**** RECORD LIST ****
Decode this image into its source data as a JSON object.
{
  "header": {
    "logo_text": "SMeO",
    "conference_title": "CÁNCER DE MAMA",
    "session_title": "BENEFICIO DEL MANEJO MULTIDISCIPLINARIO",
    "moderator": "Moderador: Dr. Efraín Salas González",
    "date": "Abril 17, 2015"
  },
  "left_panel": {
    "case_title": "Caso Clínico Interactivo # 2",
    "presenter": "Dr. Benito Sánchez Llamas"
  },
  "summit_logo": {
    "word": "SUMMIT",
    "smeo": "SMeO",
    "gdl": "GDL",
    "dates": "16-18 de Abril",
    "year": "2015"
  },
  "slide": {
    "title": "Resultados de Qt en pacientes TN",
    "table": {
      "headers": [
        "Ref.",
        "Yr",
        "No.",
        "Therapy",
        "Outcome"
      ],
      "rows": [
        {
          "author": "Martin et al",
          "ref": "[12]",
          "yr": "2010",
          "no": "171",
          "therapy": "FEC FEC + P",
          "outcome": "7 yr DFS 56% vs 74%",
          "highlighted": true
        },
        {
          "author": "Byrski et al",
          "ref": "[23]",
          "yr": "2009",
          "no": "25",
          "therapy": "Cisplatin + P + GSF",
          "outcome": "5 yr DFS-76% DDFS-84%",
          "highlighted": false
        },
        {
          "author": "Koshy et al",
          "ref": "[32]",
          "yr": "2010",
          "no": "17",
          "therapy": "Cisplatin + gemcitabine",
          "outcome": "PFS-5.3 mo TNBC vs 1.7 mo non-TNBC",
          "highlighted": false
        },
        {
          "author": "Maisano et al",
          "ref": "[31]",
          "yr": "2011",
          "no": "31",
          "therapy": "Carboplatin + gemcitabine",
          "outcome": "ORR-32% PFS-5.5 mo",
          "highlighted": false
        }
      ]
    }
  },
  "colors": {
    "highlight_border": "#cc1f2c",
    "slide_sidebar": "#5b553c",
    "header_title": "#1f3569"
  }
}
****
TASK INSTRUCTIONS => Select all lines with the word "author" from the entries above.

TASK SOLUTION =>
          "author": "Martin et al",
          "author": "Byrski et al",
          "author": "Koshy et al",
          "author": "Maisano et al",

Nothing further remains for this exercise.